§ **INPUT FOR THIS TASK**:
▼▼▼
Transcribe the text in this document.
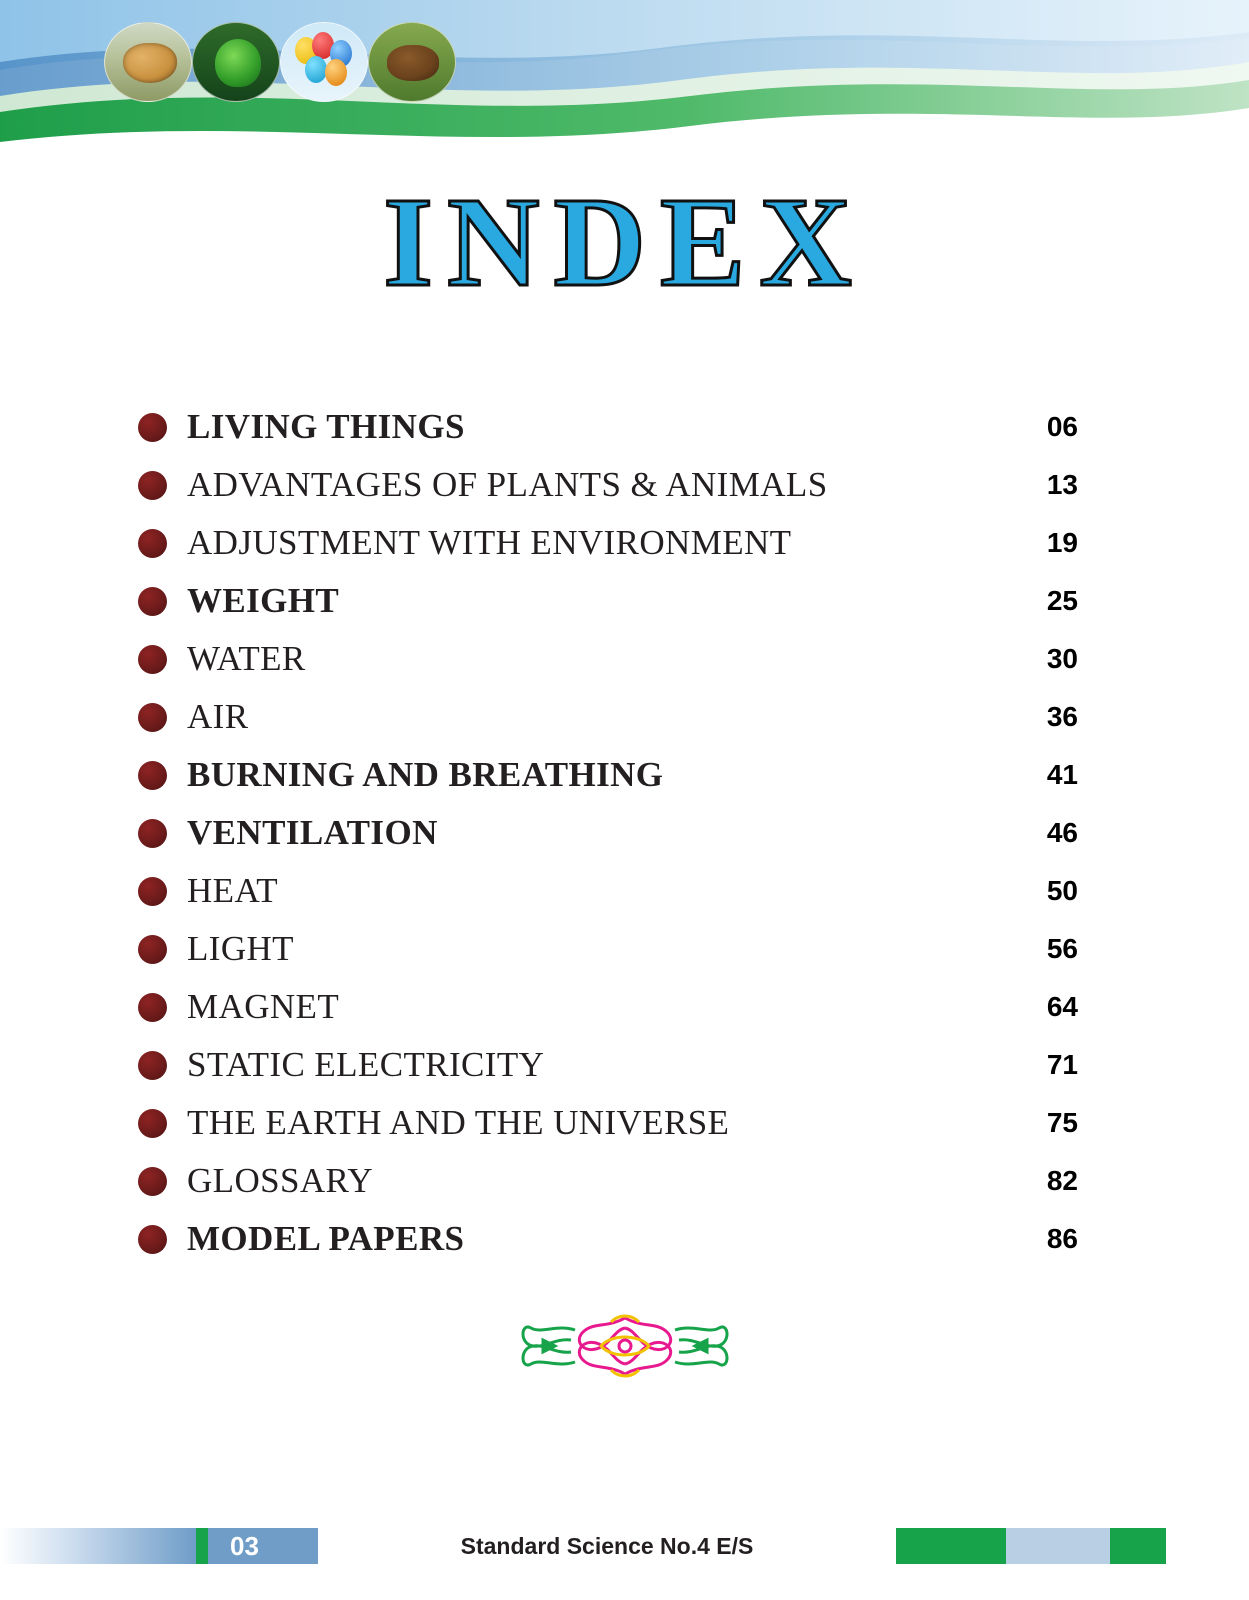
INDEX
LIVING THINGS	06
ADVANTAGES OF PLANTS & ANIMALS	13
ADJUSTMENT WITH ENVIRONMENT	19
WEIGHT	25
WATER	30
AIR	36
BURNING AND BREATHING	41
VENTILATION	46
HEAT	50
LIGHT	56
MAGNET	64
STATIC ELECTRICITY	71
THE EARTH AND THE UNIVERSE	75
GLOSSARY	82
MODEL PAPERS	86
03	Standard Science No.4 E/S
▲▲▲
§ **GIVEN INSTRUCTION**:
Every line of the data above should be quoted exactly. Omit the pictures.

§ **FULL SOLUTION**:
Transcribe the text in this document.
INDEX
LIVING THINGS	06
ADVANTAGES OF PLANTS & ANIMALS	13
ADJUSTMENT WITH ENVIRONMENT	19
WEIGHT	25
WATER	30
AIR	36
BURNING AND BREATHING	41
VENTILATION	46
HEAT	50
LIGHT	56
MAGNET	64
STATIC ELECTRICITY	71
THE EARTH AND THE UNIVERSE	75
GLOSSARY	82
MODEL PAPERS	86
03	Standard Science No.4 E/S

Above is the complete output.